▶ [Material for this task]

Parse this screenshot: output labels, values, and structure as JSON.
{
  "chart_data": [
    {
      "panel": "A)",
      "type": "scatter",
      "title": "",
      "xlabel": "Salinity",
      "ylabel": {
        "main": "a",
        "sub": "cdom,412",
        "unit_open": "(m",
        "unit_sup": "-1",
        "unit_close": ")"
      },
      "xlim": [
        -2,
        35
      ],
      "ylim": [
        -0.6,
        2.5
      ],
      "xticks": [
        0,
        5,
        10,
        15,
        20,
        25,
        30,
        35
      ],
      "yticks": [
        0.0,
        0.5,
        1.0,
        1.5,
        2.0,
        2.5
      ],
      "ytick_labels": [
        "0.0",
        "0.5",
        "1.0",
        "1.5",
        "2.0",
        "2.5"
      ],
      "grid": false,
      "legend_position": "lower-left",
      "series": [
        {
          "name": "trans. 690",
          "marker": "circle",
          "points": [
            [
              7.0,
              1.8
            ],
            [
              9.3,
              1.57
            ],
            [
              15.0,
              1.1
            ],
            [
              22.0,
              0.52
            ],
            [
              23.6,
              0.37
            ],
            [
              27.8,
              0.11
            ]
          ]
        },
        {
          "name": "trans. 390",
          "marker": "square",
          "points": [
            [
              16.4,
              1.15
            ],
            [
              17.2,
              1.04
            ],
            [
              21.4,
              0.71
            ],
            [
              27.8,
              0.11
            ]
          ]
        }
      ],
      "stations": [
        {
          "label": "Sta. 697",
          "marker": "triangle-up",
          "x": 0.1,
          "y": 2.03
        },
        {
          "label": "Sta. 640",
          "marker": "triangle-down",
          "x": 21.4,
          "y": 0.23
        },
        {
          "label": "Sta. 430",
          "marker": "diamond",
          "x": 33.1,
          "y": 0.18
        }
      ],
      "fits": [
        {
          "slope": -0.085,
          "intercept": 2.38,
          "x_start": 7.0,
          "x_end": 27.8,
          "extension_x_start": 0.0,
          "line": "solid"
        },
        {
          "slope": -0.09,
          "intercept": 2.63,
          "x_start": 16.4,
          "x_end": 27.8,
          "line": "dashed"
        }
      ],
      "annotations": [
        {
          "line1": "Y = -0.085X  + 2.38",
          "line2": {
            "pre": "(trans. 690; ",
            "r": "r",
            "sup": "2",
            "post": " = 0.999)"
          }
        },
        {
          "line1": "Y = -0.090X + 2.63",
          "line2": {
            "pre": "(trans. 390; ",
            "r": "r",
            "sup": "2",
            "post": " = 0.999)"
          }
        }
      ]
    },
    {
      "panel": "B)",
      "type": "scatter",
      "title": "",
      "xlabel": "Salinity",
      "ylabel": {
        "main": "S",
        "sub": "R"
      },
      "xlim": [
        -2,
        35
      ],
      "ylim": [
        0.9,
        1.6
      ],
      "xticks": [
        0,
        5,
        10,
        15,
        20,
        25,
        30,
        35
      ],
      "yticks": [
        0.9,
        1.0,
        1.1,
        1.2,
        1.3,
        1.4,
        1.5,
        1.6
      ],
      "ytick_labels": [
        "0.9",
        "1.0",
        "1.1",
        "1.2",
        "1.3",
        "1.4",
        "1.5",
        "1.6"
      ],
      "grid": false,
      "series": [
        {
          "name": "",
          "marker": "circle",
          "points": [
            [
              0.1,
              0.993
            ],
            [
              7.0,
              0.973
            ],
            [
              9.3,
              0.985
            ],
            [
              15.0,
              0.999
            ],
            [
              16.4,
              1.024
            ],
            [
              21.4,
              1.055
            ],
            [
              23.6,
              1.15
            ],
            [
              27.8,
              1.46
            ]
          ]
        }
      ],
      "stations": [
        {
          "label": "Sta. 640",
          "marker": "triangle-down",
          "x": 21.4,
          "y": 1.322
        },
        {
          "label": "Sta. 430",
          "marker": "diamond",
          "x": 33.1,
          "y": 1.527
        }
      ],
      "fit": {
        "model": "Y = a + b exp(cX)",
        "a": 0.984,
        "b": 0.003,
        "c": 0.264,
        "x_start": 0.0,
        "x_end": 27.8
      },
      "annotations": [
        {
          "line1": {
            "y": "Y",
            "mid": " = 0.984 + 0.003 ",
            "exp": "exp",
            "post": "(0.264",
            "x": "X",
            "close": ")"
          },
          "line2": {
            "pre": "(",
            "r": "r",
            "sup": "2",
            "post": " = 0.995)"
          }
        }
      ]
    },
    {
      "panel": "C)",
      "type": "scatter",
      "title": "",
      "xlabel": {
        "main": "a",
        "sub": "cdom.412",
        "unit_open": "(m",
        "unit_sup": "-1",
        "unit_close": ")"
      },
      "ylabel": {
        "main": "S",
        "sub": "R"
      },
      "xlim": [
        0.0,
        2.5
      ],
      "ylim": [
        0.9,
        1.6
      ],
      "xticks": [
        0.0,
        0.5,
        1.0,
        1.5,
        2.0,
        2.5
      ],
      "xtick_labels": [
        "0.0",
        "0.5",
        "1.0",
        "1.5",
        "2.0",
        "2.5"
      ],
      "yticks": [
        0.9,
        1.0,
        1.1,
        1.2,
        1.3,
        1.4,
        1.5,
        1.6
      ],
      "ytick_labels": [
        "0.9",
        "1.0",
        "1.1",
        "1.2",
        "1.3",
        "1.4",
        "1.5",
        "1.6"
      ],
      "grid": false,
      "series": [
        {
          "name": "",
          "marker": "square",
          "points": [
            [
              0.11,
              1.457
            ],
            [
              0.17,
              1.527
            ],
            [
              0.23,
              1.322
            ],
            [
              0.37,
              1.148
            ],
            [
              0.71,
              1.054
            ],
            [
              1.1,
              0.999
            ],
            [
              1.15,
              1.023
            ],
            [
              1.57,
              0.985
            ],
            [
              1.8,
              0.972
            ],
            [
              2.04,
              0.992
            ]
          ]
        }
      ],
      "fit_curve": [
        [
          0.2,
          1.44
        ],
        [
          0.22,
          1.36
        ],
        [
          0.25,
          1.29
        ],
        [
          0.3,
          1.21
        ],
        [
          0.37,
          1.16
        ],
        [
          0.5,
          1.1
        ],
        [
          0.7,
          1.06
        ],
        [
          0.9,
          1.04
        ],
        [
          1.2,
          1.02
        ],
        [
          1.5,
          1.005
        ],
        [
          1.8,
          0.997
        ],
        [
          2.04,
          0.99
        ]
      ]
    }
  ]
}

▶ [Aim of the exercise] Please give back all of the records exactly as written.

▶ [Output for this exercise]
Parse this screenshot: output labels, values, and structure as JSON.
{
  "chart_data": [
    {
      "panel": "A)",
      "type": "scatter",
      "title": "",
      "xlabel": "Salinity",
      "ylabel": {
        "main": "a",
        "sub": "cdom,412",
        "unit_open": "(m",
        "unit_sup": "-1",
        "unit_close": ")"
      },
      "xlim": [
        -2,
        35
      ],
      "ylim": [
        -0.6,
        2.5
      ],
      "xticks": [
        0,
        5,
        10,
        15,
        20,
        25,
        30,
        35
      ],
      "yticks": [
        0.0,
        0.5,
        1.0,
        1.5,
        2.0,
        2.5
      ],
      "ytick_labels": [
        "0.0",
        "0.5",
        "1.0",
        "1.5",
        "2.0",
        "2.5"
      ],
      "grid": false,
      "legend_position": "lower-left",
      "series": [
        {
          "name": "trans. 690",
          "marker": "circle",
          "points": [
            [
              7.0,
              1.8
            ],
            [
              9.3,
              1.57
            ],
            [
              15.0,
              1.1
            ],
            [
              22.0,
              0.52
            ],
            [
              23.6,
              0.37
            ],
            [
              27.8,
              0.11
            ]
          ]
        },
        {
          "name": "trans. 390",
          "marker": "square",
          "points": [
            [
              16.4,
              1.15
            ],
            [
              17.2,
              1.04
            ],
            [
              21.4,
              0.71
            ],
            [
              27.8,
              0.11
            ]
          ]
        }
      ],
      "stations": [
        {
          "label": "Sta. 697",
          "marker": "triangle-up",
          "x": 0.1,
          "y": 2.03
        },
        {
          "label": "Sta. 640",
          "marker": "triangle-down",
          "x": 21.4,
          "y": 0.23
        },
        {
          "label": "Sta. 430",
          "marker": "diamond",
          "x": 33.1,
          "y": 0.18
        }
      ],
      "fits": [
        {
          "slope": -0.085,
          "intercept": 2.38,
          "x_start": 7.0,
          "x_end": 27.8,
          "extension_x_start": 0.0,
          "line": "solid"
        },
        {
          "slope": -0.09,
          "intercept": 2.63,
          "x_start": 16.4,
          "x_end": 27.8,
          "line": "dashed"
        }
      ],
      "annotations": [
        {
          "line1": "Y = -0.085X  + 2.38",
          "line2": {
            "pre": "(trans. 690; ",
            "r": "r",
            "sup": "2",
            "post": " = 0.999)"
          }
        },
        {
          "line1": "Y = -0.090X + 2.63",
          "line2": {
            "pre": "(trans. 390; ",
            "r": "r",
            "sup": "2",
            "post": " = 0.999)"
          }
        }
      ]
    },
    {
      "panel": "B)",
      "type": "scatter",
      "title": "",
      "xlabel": "Salinity",
      "ylabel": {
        "main": "S",
        "sub": "R"
      },
      "xlim": [
        -2,
        35
      ],
      "ylim": [
        0.9,
        1.6
      ],
      "xticks": [
        0,
        5,
        10,
        15,
        20,
        25,
        30,
        35
      ],
      "yticks": [
        0.9,
        1.0,
        1.1,
        1.2,
        1.3,
        1.4,
        1.5,
        1.6
      ],
      "ytick_labels": [
        "0.9",
        "1.0",
        "1.1",
        "1.2",
        "1.3",
        "1.4",
        "1.5",
        "1.6"
      ],
      "grid": false,
      "series": [
        {
          "name": "",
          "marker": "circle",
          "points": [
            [
              0.1,
              0.993
            ],
            [
              7.0,
              0.973
            ],
            [
              9.3,
              0.985
            ],
            [
              15.0,
              0.999
            ],
            [
              16.4,
              1.024
            ],
            [
              21.4,
              1.055
            ],
            [
              23.6,
              1.15
            ],
            [
              27.8,
              1.46
            ]
          ]
        }
      ],
      "stations": [
        {
          "label": "Sta. 640",
          "marker": "triangle-down",
          "x": 21.4,
          "y": 1.322
        },
        {
          "label": "Sta. 430",
          "marker": "diamond",
          "x": 33.1,
          "y": 1.527
        }
      ],
      "fit": {
        "model": "Y = a + b exp(cX)",
        "a": 0.984,
        "b": 0.003,
        "c": 0.264,
        "x_start": 0.0,
        "x_end": 27.8
      },
      "annotations": [
        {
          "line1": {
            "y": "Y",
            "mid": " = 0.984 + 0.003 ",
            "exp": "exp",
            "post": "(0.264",
            "x": "X",
            "close": ")"
          },
          "line2": {
            "pre": "(",
            "r": "r",
            "sup": "2",
            "post": " = 0.995)"
          }
        }
      ]
    },
    {
      "panel": "C)",
      "type": "scatter",
      "title": "",
      "xlabel": {
        "main": "a",
        "sub": "cdom.412",
        "unit_open": "(m",
        "unit_sup": "-1",
        "unit_close": ")"
      },
      "ylabel": {
        "main": "S",
        "sub": "R"
      },
      "xlim": [
        0.0,
        2.5
      ],
      "ylim": [
        0.9,
        1.6
      ],
      "xticks": [
        0.0,
        0.5,
        1.0,
        1.5,
        2.0,
        2.5
      ],
      "xtick_labels": [
        "0.0",
        "0.5",
        "1.0",
        "1.5",
        "2.0",
        "2.5"
      ],
      "yticks": [
        0.9,
        1.0,
        1.1,
        1.2,
        1.3,
        1.4,
        1.5,
        1.6
      ],
      "ytick_labels": [
        "0.9",
        "1.0",
        "1.1",
        "1.2",
        "1.3",
        "1.4",
        "1.5",
        "1.6"
      ],
      "grid": false,
      "series": [
        {
          "name": "",
          "marker": "square",
          "points": [
            [
              0.11,
              1.457
            ],
            [
              0.17,
              1.527
            ],
            [
              0.23,
              1.322
            ],
            [
              0.37,
              1.148
            ],
            [
              0.71,
              1.054
            ],
            [
              1.1,
              0.999
            ],
            [
              1.15,
              1.023
            ],
            [
              1.57,
              0.985
            ],
            [
              1.8,
              0.972
            ],
            [
              2.04,
              0.992
            ]
          ]
        }
      ],
      "fit_curve": [
        [
          0.2,
          1.44
        ],
        [
          0.22,
          1.36
        ],
        [
          0.25,
          1.29
        ],
        [
          0.3,
          1.21
        ],
        [
          0.37,
          1.16
        ],
        [
          0.5,
          1.1
        ],
        [
          0.7,
          1.06
        ],
        [
          0.9,
          1.04
        ],
        [
          1.2,
          1.02
        ],
        [
          1.5,
          1.005
        ],
        [
          1.8,
          0.997
        ],
        [
          2.04,
          0.99
        ]
      ]
    }
  ]
}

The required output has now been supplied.